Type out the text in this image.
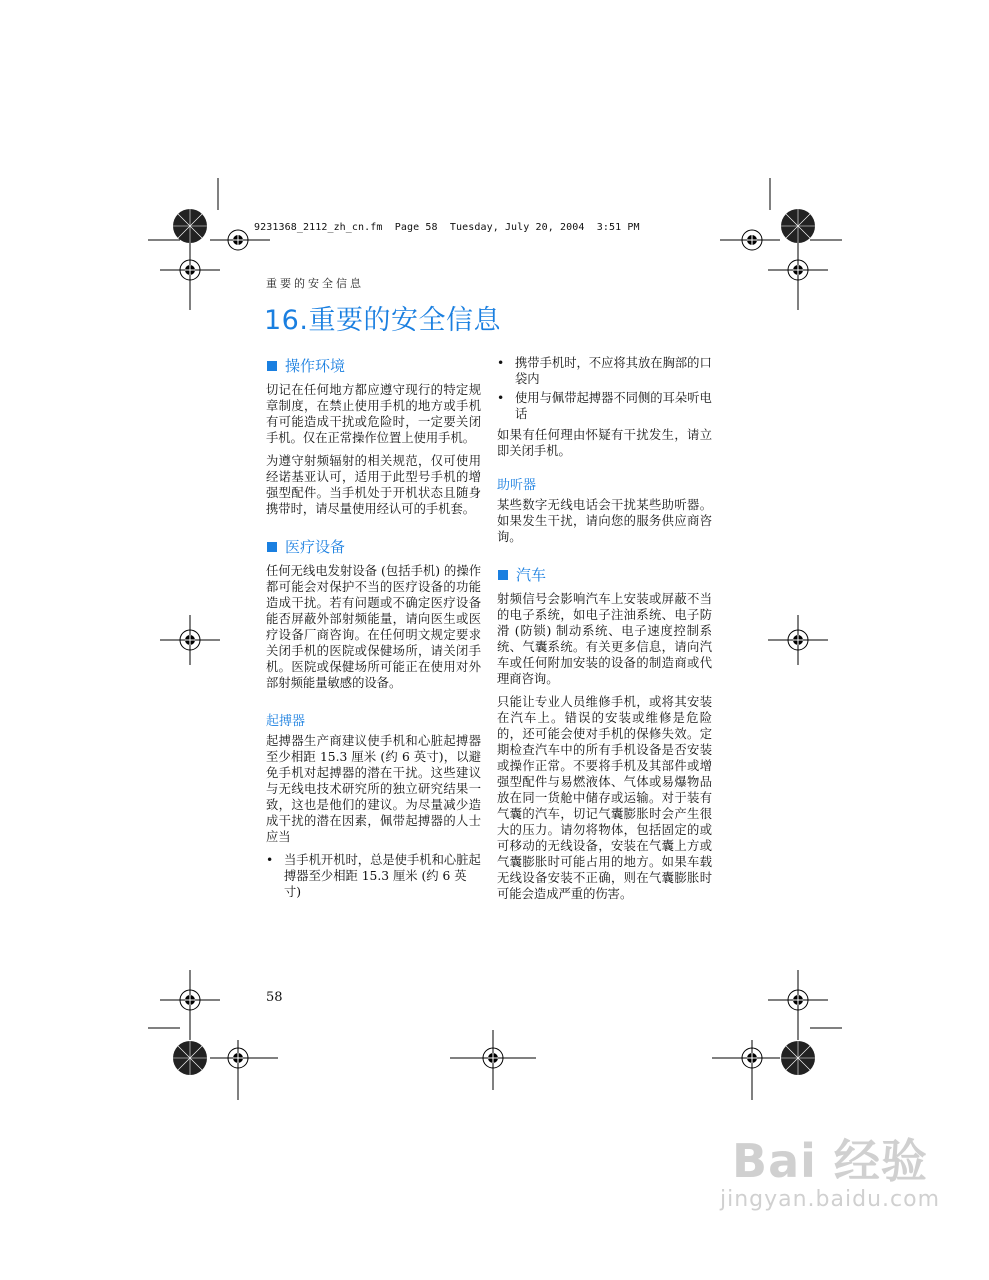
9231368_2112_zh_cn.fm  Page 58  Tuesday, July 20, 2004  3:51 PM
重要的安全信息
16.重要的安全信息
操作环境

切记在任何地方都应遵守现行的特定规章制度，在禁止使用手机的地方或手机有可能造成干扰或危险时，一定要关闭手机。仅在正常操作位置上使用手机。

为遵守射频辐射的相关规范，仅可使用经诺基亚认可，适用于此型号手机的增强型配件。当手机处于开机状态且随身携带时，请尽量使用经认可的手机套。

医疗设备

任何无线电发射设备 (包括手机) 的操作都可能会对保护不当的医疗设备的功能造成干扰。若有问题或不确定医疗设备能否屏蔽外部射频能量，请向医生或医疗设备厂商咨询。在任何明文规定要求关闭手机的医院或保健场所，请关闭手机。医院或保健场所可能正在使用对外部射频能量敏感的设备。

起搏器

起搏器生产商建议使手机和心脏起搏器至少相距 15.3 厘米 (约 6 英寸)，以避免手机对起搏器的潜在干扰。这些建议与无线电技术研究所的独立研究结果一致，这也是他们的建议。为尽量减少造成干扰的潜在因素，佩带起搏器的人士应当

• 当手机开机时，总是使手机和心脏起搏器至少相距 15.3 厘米 (约 6 英寸)
• 携带手机时，不应将其放在胸部的口袋内
• 使用与佩带起搏器不同侧的耳朵听电话

如果有任何理由怀疑有干扰发生，请立即关闭手机。

助听器

某些数字无线电话会干扰某些助听器。如果发生干扰，请向您的服务供应商咨询。

汽车

射频信号会影响汽车上安装或屏蔽不当的电子系统，如电子注油系统、电子防滑 (防锁) 制动系统、电子速度控制系统、气囊系统。有关更多信息，请向汽车或任何附加安装的设备的制造商或代理商咨询。

只能让专业人员维修手机，或将其安装在汽车上。错误的安装或维修是危险的，还可能会使对手机的保修失效。定期检查汽车中的所有手机设备是否安装或操作正常。不要将手机及其部件或增强型配件与易燃液体、气体或易爆物品放在同一货舱中储存或运输。对于装有气囊的汽车，切记气囊膨胀时会产生很大的压力。请勿将物体，包括固定的或可移动的无线设备，安装在气囊上方或气囊膨胀时可能占用的地方。如果车载无线设备安装不正确，则在气囊膨胀时可能会造成严重的伤害。

58
Bai 经验
jingyan.baidu.com
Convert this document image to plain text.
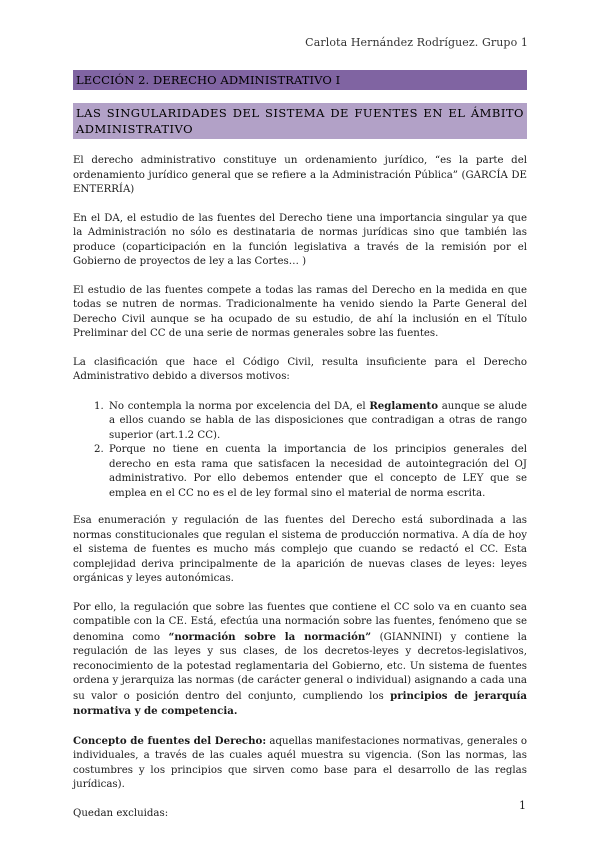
Carlota Hernández Rodríguez. Grupo 1
LECCIÓN 2. DERECHO ADMINISTRATIVO I
LAS SINGULARIDADES DEL SISTEMA DE FUENTES EN EL ÁMBITO ADMINISTRATIVO

El derecho administrativo constituye un ordenamiento jurídico, “es la parte del ordenamiento jurídico general que se refiere a la Administración Pública” (GARCÍA DE ENTERRÍA)

En el DA, el estudio de las fuentes del Derecho tiene una importancia singular ya que la Administración no sólo es destinataria de normas jurídicas sino que también las produce (coparticipación en la función legislativa a través de la remisión por el Gobierno de proyectos de ley a las Cortes… )

El estudio de las fuentes compete a todas las ramas del Derecho en la medida en que todas se nutren de normas. Tradicionalmente ha venido siendo la Parte General del Derecho Civil aunque se ha ocupado de su estudio, de ahí la inclusión en el Título Preliminar del CC de una serie de normas generales sobre las fuentes.

La clasificación que hace el Código Civil, resulta insuficiente para el Derecho Administrativo debido a diversos motivos:

1. No contempla la norma por excelencia del DA, el Reglamento aunque se alude a ellos cuando se habla de las disposiciones que contradigan a otras de rango superior (art.1.2 CC).
2. Porque no tiene en cuenta la importancia de los principios generales del derecho en esta rama que satisfacen la necesidad de autointegración del OJ administrativo. Por ello debemos entender que el concepto de LEY que se emplea en el CC no es el de ley formal sino el material de norma escrita.

Esa enumeración y regulación de las fuentes del Derecho está subordinada a las normas constitucionales que regulan el sistema de producción normativa. A día de hoy el sistema de fuentes es mucho más complejo que cuando se redactó el CC. Esta complejidad deriva principalmente de la aparición de nuevas clases de leyes: leyes orgánicas y leyes autonómicas.

Por ello, la regulación que sobre las fuentes que contiene el CC solo va en cuanto sea compatible con la CE. Está, efectúa una normación sobre las fuentes, fenómeno que se denomina como “normación sobre la normación” (GIANNINI) y contiene la regulación de las leyes y sus clases, de los decretos-leyes y decretos-legislativos, reconocimiento de la potestad reglamentaria del Gobierno, etc. Un sistema de fuentes ordena y jerarquiza las normas (de carácter general o individual) asignando a cada una su valor o posición dentro del conjunto, cumpliendo los principios de jerarquía normativa y de competencia.

Concepto de fuentes del Derecho: aquellas manifestaciones normativas, generales o individuales, a través de las cuales aquél muestra su vigencia. (Son las normas, las costumbres y los principios que sirven como base para el desarrollo de las reglas jurídicas).

Quedan excluidas:

1
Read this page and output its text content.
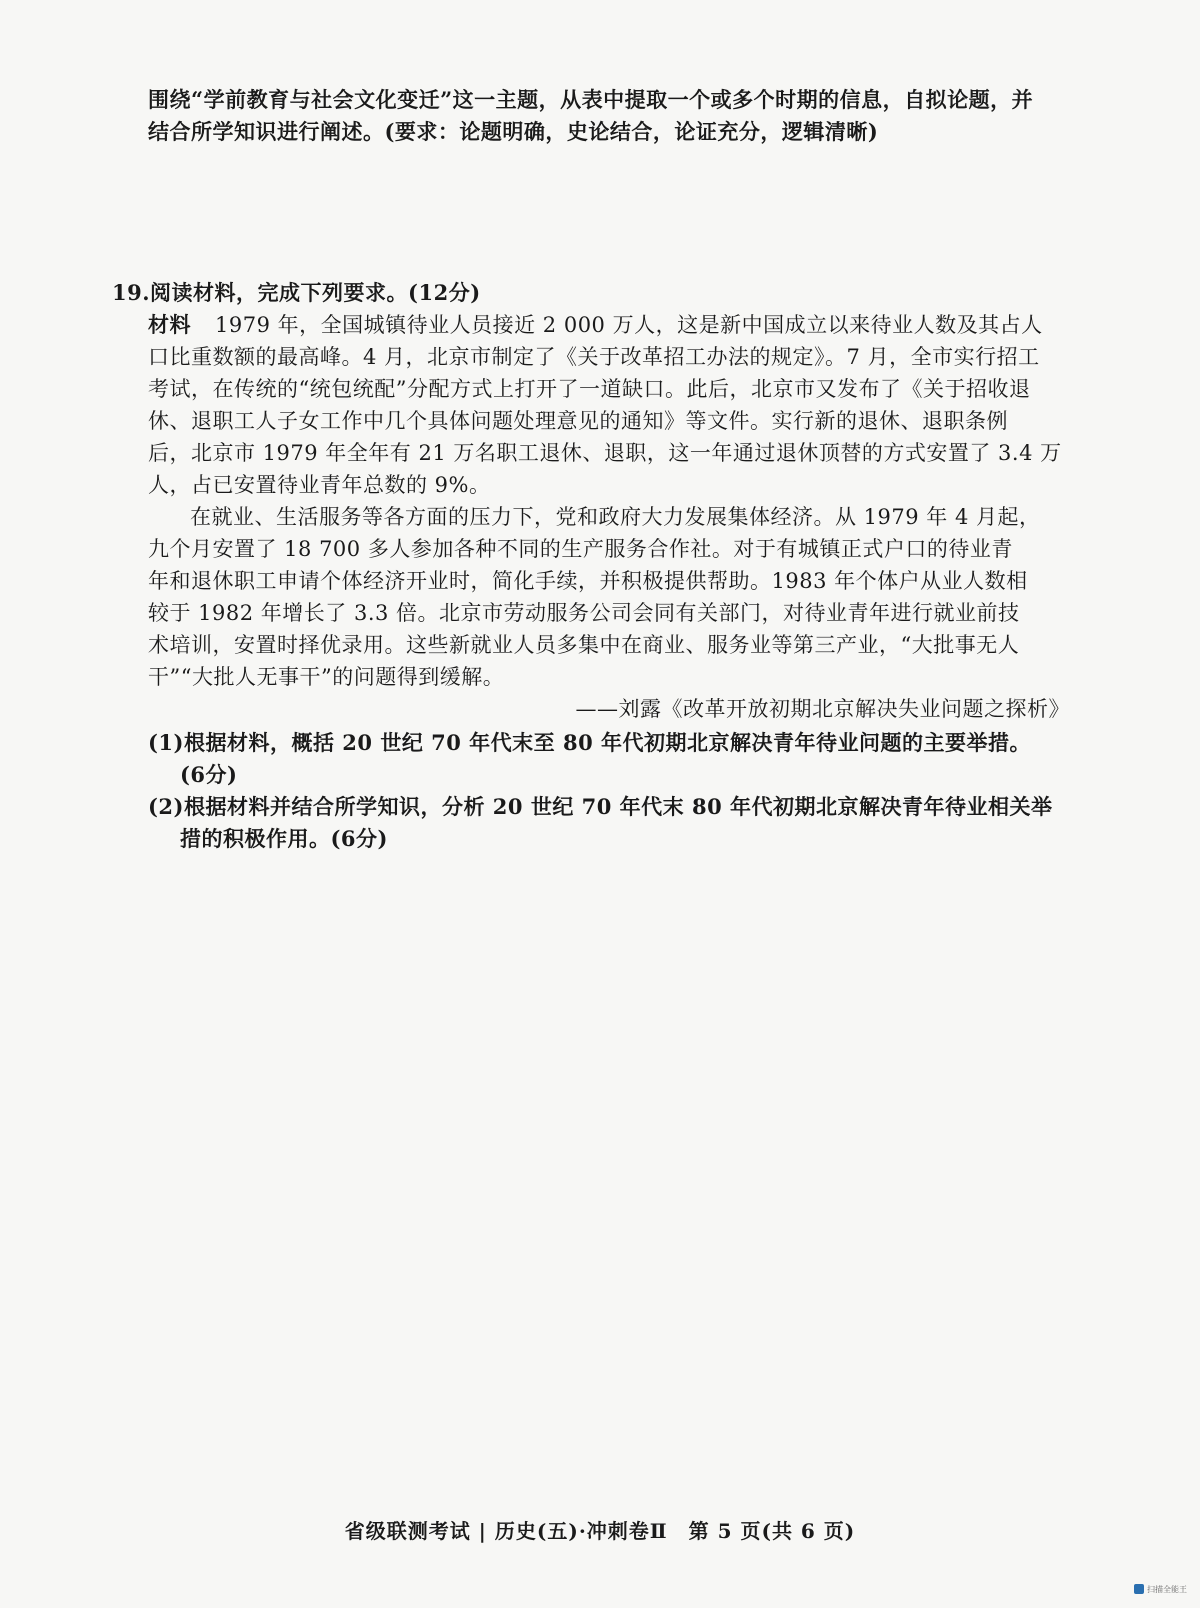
围绕“学前教育与社会文化变迁”这一主题，从表中提取一个或多个时期的信息，自拟论题，并
结合所学知识进行阐述。(要求：论题明确，史论结合，论证充分，逻辑清晰)
19.阅读材料，完成下列要求。(12分)
材料 1979 年，全国城镇待业人员接近 2 000 万人，这是新中国成立以来待业人数及其占人
口比重数额的最高峰。4 月，北京市制定了《关于改革招工办法的规定》。7 月，全市实行招工
考试，在传统的“统包统配”分配方式上打开了一道缺口。此后，北京市又发布了《关于招收退
休、退职工人子女工作中几个具体问题处理意见的通知》等文件。实行新的退休、退职条例
后，北京市 1979 年全年有 21 万名职工退休、退职，这一年通过退休顶替的方式安置了 3.4 万
人，占已安置待业青年总数的 9%。
在就业、生活服务等各方面的压力下，党和政府大力发展集体经济。从 1979 年 4 月起，
九个月安置了 18 700 多人参加各种不同的生产服务合作社。对于有城镇正式户口的待业青
年和退休职工申请个体经济开业时，简化手续，并积极提供帮助。1983 年个体户从业人数相
较于 1982 年增长了 3.3 倍。北京市劳动服务公司会同有关部门，对待业青年进行就业前技
术培训，安置时择优录用。这些新就业人员多集中在商业、服务业等第三产业，“大批事无人
干”“大批人无事干”的问题得到缓解。
——刘露《改革开放初期北京解决失业问题之探析》
(1)根据材料，概括 20 世纪 70 年代末至 80 年代初期北京解决青年待业问题的主要举措。
(6分)
(2)根据材料并结合所学知识，分析 20 世纪 70 年代末 80 年代初期北京解决青年待业相关举
措的积极作用。(6分)
省级联测考试 | 历史(五)·冲刺卷Ⅱ　第 5 页(共 6 页)
扫描全能王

※ ※ ※

▶ [SHORT TASK]:
Gather each line of the listing containing the word "Civil" and show it.

▶ [PROBLEM SOLUTION]:
El estudio de las fuentes compete a todas las ramas del Derecho en la medida en que todas se nutren de normas. Tradicionalmente ha venido siendo la Parte General del Derecho Civil aunque se ha ocupado de su estudio, de ahí la inclusión en el Título Preliminar del CC de una serie de normas generales sobre las fuentes.
La clasificación que hace el Código Civil, resulta insuficiente para el Derecho Administrativo debido a diversos motivos:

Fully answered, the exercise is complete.